━━ Entries

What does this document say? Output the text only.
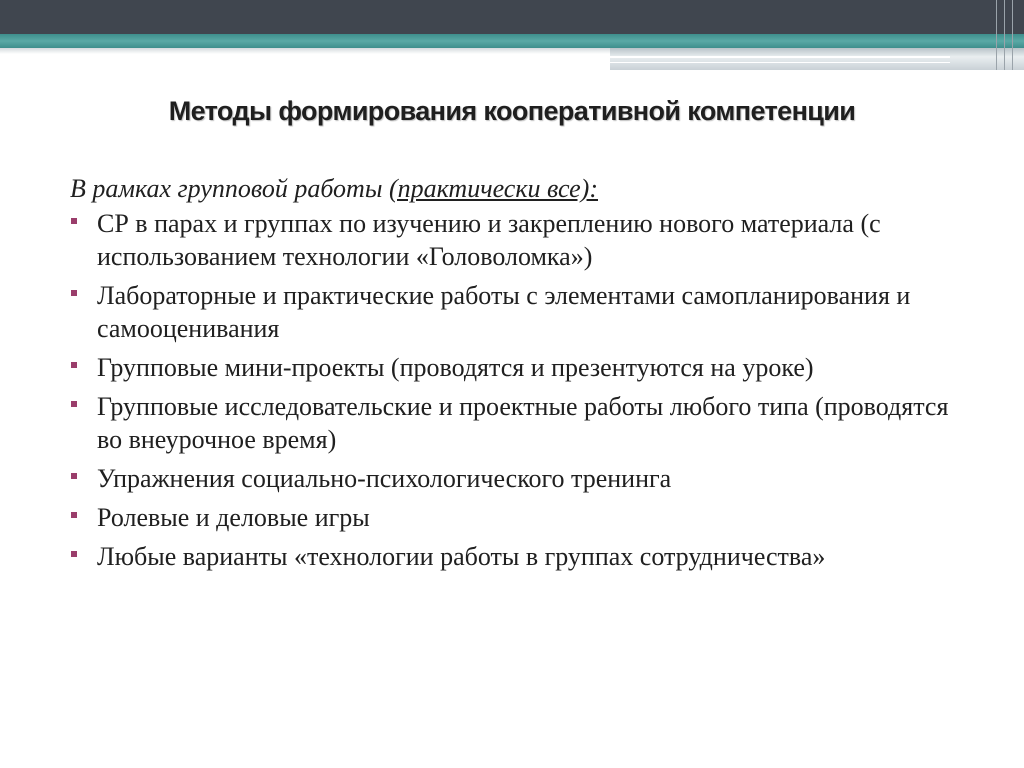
Методы формирования кооперативной компетенции

В рамках групповой работы (практически все):

СР в парах и группах по изучению и закреплению нового материала (с использованием технологии «Головоломка»)
Лабораторные и практические работы с элементами самопланирования и самооценивания
Групповые мини-проекты (проводятся и презентуются на уроке)
Групповые исследовательские и проектные работы любого типа (проводятся во внеурочное время)
Упражнения социально-психологического тренинга
Ролевые и деловые игры
Любые варианты «технологии работы в группах сотрудничества»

━━━━

## Aim
Quote all of the entries word for word, omitting any pictures.

## Output
What does this document say? Output the text only.
Методы формирования кооперативной компетенции

В рамках групповой работы (практически все):

СР в парах и группах по изучению и закреплению нового материала (с использованием технологии «Головоломка»)
Лабораторные и практические работы с элементами самопланирования и самооценивания
Групповые мини-проекты (проводятся и презентуются на уроке)
Групповые исследовательские и проектные работы любого типа (проводятся во внеурочное время)
Упражнения социально-психологического тренинга
Ролевые и деловые игры
Любые варианты «технологии работы в группах сотрудничества»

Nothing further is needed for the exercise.